- **RECORD EXTRACTS**
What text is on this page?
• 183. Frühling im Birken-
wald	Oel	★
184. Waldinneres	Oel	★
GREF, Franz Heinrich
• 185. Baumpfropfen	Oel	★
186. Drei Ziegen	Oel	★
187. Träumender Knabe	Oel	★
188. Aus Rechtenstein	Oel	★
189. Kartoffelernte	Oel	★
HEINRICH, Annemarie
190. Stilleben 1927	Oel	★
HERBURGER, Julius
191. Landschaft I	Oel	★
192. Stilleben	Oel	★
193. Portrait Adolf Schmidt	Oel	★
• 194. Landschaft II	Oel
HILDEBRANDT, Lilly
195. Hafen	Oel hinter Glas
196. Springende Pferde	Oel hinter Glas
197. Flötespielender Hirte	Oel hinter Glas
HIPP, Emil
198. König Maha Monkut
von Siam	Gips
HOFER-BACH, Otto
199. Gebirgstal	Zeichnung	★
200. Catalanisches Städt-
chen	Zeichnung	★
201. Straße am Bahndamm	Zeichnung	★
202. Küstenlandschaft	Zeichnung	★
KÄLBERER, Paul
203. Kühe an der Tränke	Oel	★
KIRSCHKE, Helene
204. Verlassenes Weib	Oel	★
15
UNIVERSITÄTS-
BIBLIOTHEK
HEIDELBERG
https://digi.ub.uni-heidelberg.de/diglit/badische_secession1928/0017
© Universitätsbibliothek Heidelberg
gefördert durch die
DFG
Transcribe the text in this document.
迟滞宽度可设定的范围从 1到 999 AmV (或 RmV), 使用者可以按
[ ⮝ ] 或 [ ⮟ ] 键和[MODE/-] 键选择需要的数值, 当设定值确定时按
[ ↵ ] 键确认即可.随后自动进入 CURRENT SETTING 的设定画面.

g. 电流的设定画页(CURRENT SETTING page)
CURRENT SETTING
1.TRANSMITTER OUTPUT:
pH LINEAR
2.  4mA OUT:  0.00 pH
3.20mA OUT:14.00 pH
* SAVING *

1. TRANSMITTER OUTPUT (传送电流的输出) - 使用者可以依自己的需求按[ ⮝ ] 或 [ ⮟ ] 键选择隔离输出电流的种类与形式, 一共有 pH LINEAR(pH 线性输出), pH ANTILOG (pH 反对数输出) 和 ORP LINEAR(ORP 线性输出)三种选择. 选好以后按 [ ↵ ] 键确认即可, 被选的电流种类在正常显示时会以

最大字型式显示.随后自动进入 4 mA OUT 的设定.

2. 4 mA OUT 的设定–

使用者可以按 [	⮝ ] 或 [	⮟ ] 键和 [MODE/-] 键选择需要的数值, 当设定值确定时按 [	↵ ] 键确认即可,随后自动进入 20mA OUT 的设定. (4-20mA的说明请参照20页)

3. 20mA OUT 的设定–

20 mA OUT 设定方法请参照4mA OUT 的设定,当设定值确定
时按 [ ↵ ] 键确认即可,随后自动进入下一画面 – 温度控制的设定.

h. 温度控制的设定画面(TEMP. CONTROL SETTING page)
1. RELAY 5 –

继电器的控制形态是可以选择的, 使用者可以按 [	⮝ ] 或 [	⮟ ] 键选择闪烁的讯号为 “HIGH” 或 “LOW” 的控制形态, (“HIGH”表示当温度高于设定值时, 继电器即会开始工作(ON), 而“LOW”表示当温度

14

- **EXERCISE**
In the records above, locate every line with the string "page" and copy it.

- **THE OUTPUT**
What text is on this page?
g. 电流的设定画页(CURRENT SETTING page)
h. 温度控制的设定画面(TEMP. CONTROL SETTING page)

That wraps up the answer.